Passage to read:

____________

However, testimony also constrains speech: it elicits certain acts of cultural memory and forms of testimony while it denies others – policies of child removal were, after all, well known even as they remained unspoken and unrecognized until late last century, and indigenous resistance was always present. Graham Huggan argues that indigenous people “run the risk of being stolen all over again” (2007: 101) as reconciliation discourse assimilates Stolen Generations testimony into nation and narration. Testimony manages subaltern speech even as it creates conditions for its audibility and recognition. Elizabeth Povinelli argues that we should pause and ask what we are disseminating as late liberal ideology works through “the cunning of recognition” that talks of reconciliation and yet continues to marginalize restitution, compensation, and indigenous sovereignty:

I ask how national pageants of shameful repentance and celebrations of a new recognition of subaltern worth remain inflected by the conditional (as long as they are not repugnant; that is, as long as they are not, at heart, not-us and as long as real economic resources are not at stake).

____________

Records to use:

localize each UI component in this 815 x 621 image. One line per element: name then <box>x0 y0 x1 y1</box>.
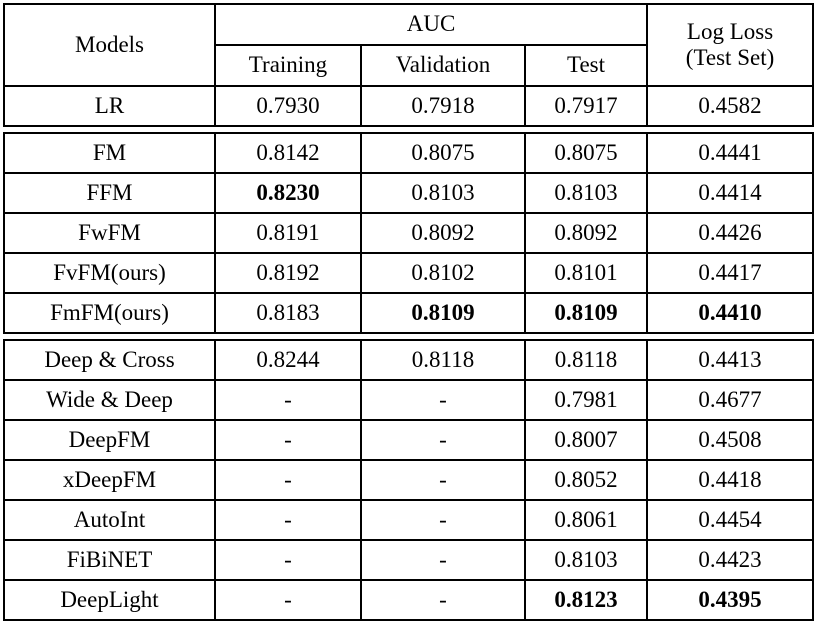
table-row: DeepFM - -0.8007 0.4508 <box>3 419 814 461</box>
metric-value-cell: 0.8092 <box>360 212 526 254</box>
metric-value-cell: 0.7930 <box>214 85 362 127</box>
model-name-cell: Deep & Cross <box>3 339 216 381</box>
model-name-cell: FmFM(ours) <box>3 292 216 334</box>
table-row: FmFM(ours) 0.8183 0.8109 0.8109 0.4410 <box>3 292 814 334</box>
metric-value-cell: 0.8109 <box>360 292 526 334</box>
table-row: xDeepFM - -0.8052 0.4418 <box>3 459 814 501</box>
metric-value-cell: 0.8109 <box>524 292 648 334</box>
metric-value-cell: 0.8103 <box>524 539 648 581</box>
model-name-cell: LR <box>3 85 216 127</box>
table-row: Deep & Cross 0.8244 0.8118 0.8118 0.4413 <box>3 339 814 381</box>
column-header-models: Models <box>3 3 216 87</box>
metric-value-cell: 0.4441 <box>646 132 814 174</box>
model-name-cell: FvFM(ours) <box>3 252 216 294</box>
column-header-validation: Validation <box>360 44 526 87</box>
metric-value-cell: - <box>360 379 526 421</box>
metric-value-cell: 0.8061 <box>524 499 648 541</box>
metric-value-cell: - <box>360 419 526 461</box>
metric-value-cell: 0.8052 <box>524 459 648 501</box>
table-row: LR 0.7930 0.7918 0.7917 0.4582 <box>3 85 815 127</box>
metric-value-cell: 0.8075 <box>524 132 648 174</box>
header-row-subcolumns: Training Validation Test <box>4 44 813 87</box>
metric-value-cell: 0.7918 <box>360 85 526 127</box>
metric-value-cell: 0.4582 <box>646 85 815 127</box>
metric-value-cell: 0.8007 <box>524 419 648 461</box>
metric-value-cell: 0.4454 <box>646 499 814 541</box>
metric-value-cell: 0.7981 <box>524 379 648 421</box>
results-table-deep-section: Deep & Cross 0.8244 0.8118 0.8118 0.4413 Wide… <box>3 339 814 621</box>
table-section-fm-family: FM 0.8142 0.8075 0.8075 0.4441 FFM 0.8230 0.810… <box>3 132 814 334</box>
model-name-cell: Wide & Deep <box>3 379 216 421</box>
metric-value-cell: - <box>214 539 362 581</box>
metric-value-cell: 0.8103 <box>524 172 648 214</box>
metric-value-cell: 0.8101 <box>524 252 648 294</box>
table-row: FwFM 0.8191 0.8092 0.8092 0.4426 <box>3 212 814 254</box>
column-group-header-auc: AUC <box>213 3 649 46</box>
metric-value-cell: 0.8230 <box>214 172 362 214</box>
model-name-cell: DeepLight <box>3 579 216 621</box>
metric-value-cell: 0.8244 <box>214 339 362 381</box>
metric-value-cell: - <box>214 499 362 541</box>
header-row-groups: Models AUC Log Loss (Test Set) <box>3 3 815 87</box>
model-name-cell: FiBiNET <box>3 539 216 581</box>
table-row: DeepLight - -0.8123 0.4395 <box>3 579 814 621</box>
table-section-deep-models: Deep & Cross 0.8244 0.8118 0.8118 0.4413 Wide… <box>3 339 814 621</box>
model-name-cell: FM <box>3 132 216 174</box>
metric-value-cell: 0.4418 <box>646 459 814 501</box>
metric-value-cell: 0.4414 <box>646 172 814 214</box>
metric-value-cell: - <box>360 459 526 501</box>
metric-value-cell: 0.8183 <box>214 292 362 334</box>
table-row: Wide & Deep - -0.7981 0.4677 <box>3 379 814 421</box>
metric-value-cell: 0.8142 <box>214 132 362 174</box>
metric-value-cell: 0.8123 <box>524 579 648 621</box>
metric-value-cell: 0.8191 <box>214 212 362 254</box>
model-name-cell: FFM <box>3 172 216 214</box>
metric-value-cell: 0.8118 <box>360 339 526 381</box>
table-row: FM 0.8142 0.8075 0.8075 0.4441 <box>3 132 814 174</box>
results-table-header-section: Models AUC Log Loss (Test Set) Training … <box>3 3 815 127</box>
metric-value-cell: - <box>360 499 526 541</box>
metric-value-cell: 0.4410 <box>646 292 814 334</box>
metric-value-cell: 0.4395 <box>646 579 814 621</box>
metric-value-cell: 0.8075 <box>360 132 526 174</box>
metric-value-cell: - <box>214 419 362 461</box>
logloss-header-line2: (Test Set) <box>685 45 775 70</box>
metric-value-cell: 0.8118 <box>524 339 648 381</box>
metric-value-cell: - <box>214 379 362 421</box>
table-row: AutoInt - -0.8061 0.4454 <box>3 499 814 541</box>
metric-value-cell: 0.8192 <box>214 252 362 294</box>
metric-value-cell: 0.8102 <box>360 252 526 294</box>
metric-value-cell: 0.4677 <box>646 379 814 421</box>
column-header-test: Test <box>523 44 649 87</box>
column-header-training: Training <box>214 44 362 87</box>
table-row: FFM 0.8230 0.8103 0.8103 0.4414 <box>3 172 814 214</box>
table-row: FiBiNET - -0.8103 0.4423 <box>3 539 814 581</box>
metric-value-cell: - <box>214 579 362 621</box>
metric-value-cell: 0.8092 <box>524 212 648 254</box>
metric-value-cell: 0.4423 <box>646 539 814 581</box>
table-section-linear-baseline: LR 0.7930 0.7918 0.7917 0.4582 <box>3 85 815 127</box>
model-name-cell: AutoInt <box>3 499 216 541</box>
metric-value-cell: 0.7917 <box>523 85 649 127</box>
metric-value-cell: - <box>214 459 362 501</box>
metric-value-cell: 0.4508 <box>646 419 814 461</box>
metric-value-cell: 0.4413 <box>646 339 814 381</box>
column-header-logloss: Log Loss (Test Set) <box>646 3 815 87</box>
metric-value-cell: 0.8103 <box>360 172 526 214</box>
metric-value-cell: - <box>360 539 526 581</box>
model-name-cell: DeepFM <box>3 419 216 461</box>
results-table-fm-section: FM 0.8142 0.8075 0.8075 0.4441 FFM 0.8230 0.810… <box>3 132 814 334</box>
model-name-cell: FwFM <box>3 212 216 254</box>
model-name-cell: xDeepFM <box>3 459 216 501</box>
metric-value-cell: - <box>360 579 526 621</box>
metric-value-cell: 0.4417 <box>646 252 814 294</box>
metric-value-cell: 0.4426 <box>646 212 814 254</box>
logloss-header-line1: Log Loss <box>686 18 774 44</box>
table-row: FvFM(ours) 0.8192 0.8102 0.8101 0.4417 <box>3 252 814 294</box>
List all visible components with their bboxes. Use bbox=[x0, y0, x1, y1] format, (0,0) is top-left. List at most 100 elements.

____________

Task list:
(1) Please copy the lines of the records from the one containing "table-row: DeepFM - -0.8007" through the one containing "model-name-cell: FmFM(ours) <box>3", both included, reproducing each line unchanged.
(2) Go on writing the passage on testimony and reconciliation from its final sentence.

The results:
(1)
table-row: DeepFM - -0.8007 0.4508 <box>3 419 814 461</box>
metric-value-cell: 0.8092 <box>360 212 526 254</box>
metric-value-cell: 0.7930 <box>214 85 362 127</box>
model-name-cell: Deep & Cross <box>3 339 216 381</box>
model-name-cell: FmFM(ours) <box>3 292 216 334</box>

(2)
(2002: 17)

All of this raises questions about the agency of indigenous testimony as it circulates in discourses of truth and reconciliation, and the ethics of recognition that drives apology and contrition in response. In Australia, to date there has been little by way of reparation or restitution to the Stolen Generations following the Bringing Them Home report, although this was a priority of the HREOC inquiry, and indigenous sovereignty remains a matter of debate rather than constitutional reform. Although Stolen Generations testimony has become visible and audible in the cultural sphere, it has not fared well in the courts.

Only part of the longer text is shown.